------ Working data ------

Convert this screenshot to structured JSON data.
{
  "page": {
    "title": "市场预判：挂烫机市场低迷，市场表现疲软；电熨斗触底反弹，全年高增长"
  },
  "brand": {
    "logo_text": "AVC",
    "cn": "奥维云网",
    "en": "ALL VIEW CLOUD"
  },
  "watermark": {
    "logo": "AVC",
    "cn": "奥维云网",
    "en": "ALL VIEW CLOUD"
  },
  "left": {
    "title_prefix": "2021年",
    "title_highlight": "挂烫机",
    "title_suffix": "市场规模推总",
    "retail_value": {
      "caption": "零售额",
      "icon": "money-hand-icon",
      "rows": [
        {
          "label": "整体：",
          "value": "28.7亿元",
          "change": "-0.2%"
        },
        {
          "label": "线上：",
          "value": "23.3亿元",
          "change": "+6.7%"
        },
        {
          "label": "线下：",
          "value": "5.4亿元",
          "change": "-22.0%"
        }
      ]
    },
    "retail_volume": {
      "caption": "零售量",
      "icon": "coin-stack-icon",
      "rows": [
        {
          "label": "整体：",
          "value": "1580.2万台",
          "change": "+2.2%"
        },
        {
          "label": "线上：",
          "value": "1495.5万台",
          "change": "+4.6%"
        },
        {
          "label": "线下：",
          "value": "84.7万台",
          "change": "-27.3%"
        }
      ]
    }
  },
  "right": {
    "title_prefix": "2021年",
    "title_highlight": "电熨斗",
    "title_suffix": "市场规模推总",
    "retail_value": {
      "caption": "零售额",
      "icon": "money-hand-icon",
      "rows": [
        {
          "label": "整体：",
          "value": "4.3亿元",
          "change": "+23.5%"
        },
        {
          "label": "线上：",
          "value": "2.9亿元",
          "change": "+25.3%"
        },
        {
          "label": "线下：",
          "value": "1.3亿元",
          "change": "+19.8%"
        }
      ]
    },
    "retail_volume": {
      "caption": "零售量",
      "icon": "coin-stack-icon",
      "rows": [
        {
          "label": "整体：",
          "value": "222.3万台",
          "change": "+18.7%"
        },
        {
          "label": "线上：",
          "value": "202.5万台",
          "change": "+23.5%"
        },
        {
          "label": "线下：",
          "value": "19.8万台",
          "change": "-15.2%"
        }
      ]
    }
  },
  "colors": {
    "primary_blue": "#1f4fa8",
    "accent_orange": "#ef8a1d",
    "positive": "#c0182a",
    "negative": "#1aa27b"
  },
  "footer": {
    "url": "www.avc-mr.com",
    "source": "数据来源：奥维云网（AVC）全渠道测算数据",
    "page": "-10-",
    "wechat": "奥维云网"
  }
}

------

## Objective
Could you transcribe the records in full, exactly?

## Output below
Convert this screenshot to structured JSON data.
{
  "page": {
    "title": "市场预判：挂烫机市场低迷，市场表现疲软；电熨斗触底反弹，全年高增长"
  },
  "brand": {
    "logo_text": "AVC",
    "cn": "奥维云网",
    "en": "ALL VIEW CLOUD"
  },
  "watermark": {
    "logo": "AVC",
    "cn": "奥维云网",
    "en": "ALL VIEW CLOUD"
  },
  "left": {
    "title_prefix": "2021年",
    "title_highlight": "挂烫机",
    "title_suffix": "市场规模推总",
    "retail_value": {
      "caption": "零售额",
      "icon": "money-hand-icon",
      "rows": [
        {
          "label": "整体：",
          "value": "28.7亿元",
          "change": "-0.2%"
        },
        {
          "label": "线上：",
          "value": "23.3亿元",
          "change": "+6.7%"
        },
        {
          "label": "线下：",
          "value": "5.4亿元",
          "change": "-22.0%"
        }
      ]
    },
    "retail_volume": {
      "caption": "零售量",
      "icon": "coin-stack-icon",
      "rows": [
        {
          "label": "整体：",
          "value": "1580.2万台",
          "change": "+2.2%"
        },
        {
          "label": "线上：",
          "value": "1495.5万台",
          "change": "+4.6%"
        },
        {
          "label": "线下：",
          "value": "84.7万台",
          "change": "-27.3%"
        }
      ]
    }
  },
  "right": {
    "title_prefix": "2021年",
    "title_highlight": "电熨斗",
    "title_suffix": "市场规模推总",
    "retail_value": {
      "caption": "零售额",
      "icon": "money-hand-icon",
      "rows": [
        {
          "label": "整体：",
          "value": "4.3亿元",
          "change": "+23.5%"
        },
        {
          "label": "线上：",
          "value": "2.9亿元",
          "change": "+25.3%"
        },
        {
          "label": "线下：",
          "value": "1.3亿元",
          "change": "+19.8%"
        }
      ]
    },
    "retail_volume": {
      "caption": "零售量",
      "icon": "coin-stack-icon",
      "rows": [
        {
          "label": "整体：",
          "value": "222.3万台",
          "change": "+18.7%"
        },
        {
          "label": "线上：",
          "value": "202.5万台",
          "change": "+23.5%"
        },
        {
          "label": "线下：",
          "value": "19.8万台",
          "change": "-15.2%"
        }
      ]
    }
  },
  "colors": {
    "primary_blue": "#1f4fa8",
    "accent_orange": "#ef8a1d",
    "positive": "#c0182a",
    "negative": "#1aa27b"
  },
  "footer": {
    "url": "www.avc-mr.com",
    "source": "数据来源：奥维云网（AVC）全渠道测算数据",
    "page": "-10-",
    "wechat": "奥维云网"
  }
}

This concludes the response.